[Task details]:
Copy each line below in which the string "icon" occurs.

-- START OF Extracted data --

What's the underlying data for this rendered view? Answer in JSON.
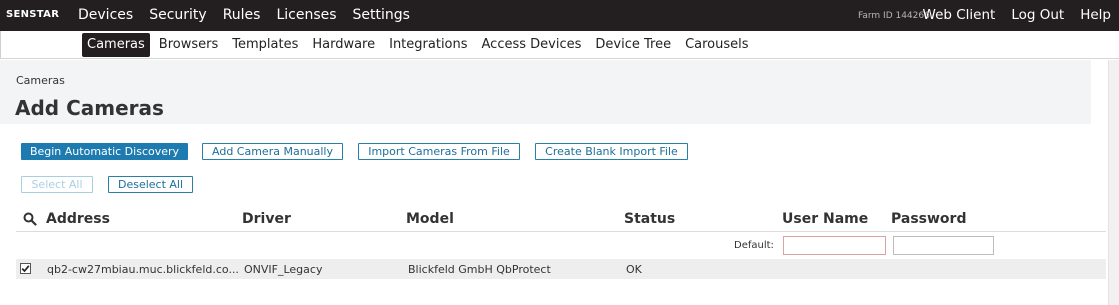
{
  "brand": "SENSTAR",
  "topnav": [
    "Devices",
    "Security",
    "Rules",
    "Licenses",
    "Settings"
  ],
  "farm_id": "Farm ID 144266",
  "rightnav": [
    "Web Client",
    "Log Out",
    "Help"
  ],
  "subnav": {
    "items": [
      "Cameras",
      "Browsers",
      "Templates",
      "Hardware",
      "Integrations",
      "Access Devices",
      "Device Tree",
      "Carousels"
    ],
    "active": "Cameras"
  },
  "breadcrumb": "Cameras",
  "page_title": "Add Cameras",
  "actions": {
    "discover": "Begin Automatic Discovery",
    "add_manual": "Add Camera Manually",
    "import_file": "Import Cameras From File",
    "blank_import": "Create Blank Import File",
    "select_all": "Select All",
    "deselect_all": "Deselect All"
  },
  "table": {
    "headers": [
      "Address",
      "Driver",
      "Model",
      "Status",
      "User Name",
      "Password"
    ],
    "default_label": "Default:",
    "default_username": "",
    "default_password": "",
    "rows": [
      {
        "checked": true,
        "address": "qb2-cw27mbiau.muc.blickfeld.co...",
        "driver": "ONVIF_Legacy",
        "model": "Blickfeld GmbH QbProtect",
        "status": "OK"
      }
    ]
  },
  "colors": {
    "topbar": "#231f20",
    "primary": "#1d7bb0",
    "header_bg": "#f3f4f6"
  }
}
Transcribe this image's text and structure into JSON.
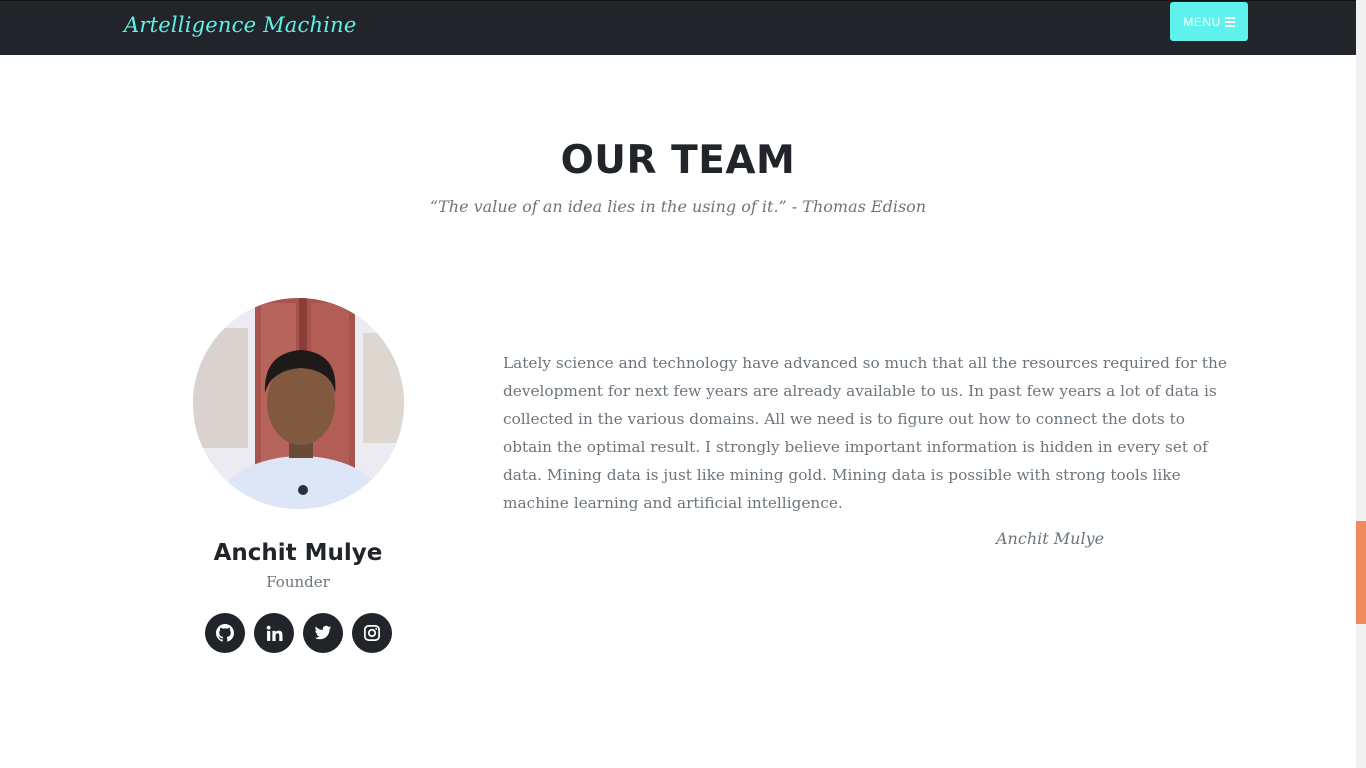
{
  "navbar": {
    "brand": "Artelligence Machine",
    "menu_label": "MENU",
    "menu_icon": "bars-icon"
  },
  "team": {
    "title": "OUR TEAM",
    "quote": "“The value of an idea lies in the using of it.” - Thomas Edison",
    "members": [
      {
        "name": "Anchit Mulye",
        "role": "Founder",
        "bio": "Lately science and technology have advanced so much that all the resources required for the development for next few years are already available to us. In past few years a lot of data is collected in the various domains. All we need is to figure out how to connect the dots to obtain the optimal result. I strongly believe important information is hidden in every set of data. Mining data is just like mining gold. Mining data is possible with strong tools like machine learning and artificial intelligence.",
        "signature": "Anchit Mulye",
        "social": [
          "github-icon",
          "linkedin-icon",
          "twitter-icon",
          "instagram-icon"
        ]
      }
    ]
  },
  "colors": {
    "navbar_bg": "#212529",
    "accent": "#5ff2ec",
    "heading": "#212529",
    "muted_text": "#6c757d",
    "scroll_thumb": "#ee8a5b"
  }
}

-- END OF Extracted data --

[Response]:
    "menu_icon": "bars-icon"
          "github-icon",
          "linkedin-icon",
          "twitter-icon",
          "instagram-icon"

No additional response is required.